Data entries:
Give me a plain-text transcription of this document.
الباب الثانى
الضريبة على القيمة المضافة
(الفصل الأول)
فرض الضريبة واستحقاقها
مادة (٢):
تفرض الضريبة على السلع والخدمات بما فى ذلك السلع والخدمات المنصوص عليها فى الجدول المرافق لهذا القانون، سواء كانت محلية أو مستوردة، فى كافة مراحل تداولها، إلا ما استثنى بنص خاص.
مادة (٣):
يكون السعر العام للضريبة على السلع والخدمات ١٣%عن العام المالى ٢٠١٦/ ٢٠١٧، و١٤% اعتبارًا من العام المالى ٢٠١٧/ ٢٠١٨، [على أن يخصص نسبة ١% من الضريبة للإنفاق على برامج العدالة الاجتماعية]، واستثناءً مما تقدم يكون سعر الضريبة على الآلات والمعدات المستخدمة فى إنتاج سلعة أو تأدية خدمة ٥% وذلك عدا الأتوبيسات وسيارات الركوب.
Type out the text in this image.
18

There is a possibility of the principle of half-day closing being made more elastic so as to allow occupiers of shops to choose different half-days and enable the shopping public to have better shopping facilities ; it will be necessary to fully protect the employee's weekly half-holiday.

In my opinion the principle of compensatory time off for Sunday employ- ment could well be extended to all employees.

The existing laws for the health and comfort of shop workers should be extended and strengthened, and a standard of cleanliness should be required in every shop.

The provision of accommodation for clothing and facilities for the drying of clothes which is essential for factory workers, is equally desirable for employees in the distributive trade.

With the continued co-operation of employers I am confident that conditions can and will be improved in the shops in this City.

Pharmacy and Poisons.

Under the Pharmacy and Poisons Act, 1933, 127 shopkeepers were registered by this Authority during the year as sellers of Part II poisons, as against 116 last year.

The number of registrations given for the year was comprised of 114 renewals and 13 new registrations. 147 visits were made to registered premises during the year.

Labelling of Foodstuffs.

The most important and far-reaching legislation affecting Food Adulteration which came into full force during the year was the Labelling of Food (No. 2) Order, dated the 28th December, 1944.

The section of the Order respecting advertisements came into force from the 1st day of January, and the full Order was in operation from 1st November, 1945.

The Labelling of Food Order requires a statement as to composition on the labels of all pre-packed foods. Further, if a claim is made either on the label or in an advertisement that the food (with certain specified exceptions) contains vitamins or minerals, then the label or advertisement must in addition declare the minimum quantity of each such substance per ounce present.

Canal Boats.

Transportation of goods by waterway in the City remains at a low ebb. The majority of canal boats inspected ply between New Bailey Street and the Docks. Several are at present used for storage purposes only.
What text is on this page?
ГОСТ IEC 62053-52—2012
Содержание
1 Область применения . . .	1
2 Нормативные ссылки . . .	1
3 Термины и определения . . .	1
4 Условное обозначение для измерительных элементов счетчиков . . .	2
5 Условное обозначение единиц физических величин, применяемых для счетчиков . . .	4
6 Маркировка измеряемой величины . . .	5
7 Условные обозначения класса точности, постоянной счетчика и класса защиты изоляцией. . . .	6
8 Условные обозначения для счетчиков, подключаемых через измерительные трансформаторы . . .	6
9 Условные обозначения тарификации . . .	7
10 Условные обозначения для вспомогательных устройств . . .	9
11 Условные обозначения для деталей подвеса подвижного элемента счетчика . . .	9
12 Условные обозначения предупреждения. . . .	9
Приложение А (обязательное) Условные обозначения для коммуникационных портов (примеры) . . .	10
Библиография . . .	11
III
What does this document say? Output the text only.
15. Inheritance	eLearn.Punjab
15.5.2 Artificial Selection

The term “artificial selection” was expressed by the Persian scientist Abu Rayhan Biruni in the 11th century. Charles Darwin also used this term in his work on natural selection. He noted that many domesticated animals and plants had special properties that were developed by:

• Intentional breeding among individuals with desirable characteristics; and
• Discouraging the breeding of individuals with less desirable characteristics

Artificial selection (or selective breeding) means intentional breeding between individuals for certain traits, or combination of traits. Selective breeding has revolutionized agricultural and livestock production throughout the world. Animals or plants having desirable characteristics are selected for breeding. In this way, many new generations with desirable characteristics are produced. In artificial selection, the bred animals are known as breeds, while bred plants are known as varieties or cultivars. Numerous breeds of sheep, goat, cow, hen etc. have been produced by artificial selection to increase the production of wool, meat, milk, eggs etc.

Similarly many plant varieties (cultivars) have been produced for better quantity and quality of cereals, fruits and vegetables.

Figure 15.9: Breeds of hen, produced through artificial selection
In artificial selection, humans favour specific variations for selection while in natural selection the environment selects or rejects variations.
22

◆ TASK REQUIREMENTS
For each line of the listing that holds the word "employees", show that line.

◆ RESULT FOR THIS TASK
In my opinion the principle of compensatory time off for Sunday employ- ment could well be extended to all employees.
The provision of accommodation for clothing and facilities for the drying of clothes which is essential for factory workers, is equally desirable for employees in the distributive trade.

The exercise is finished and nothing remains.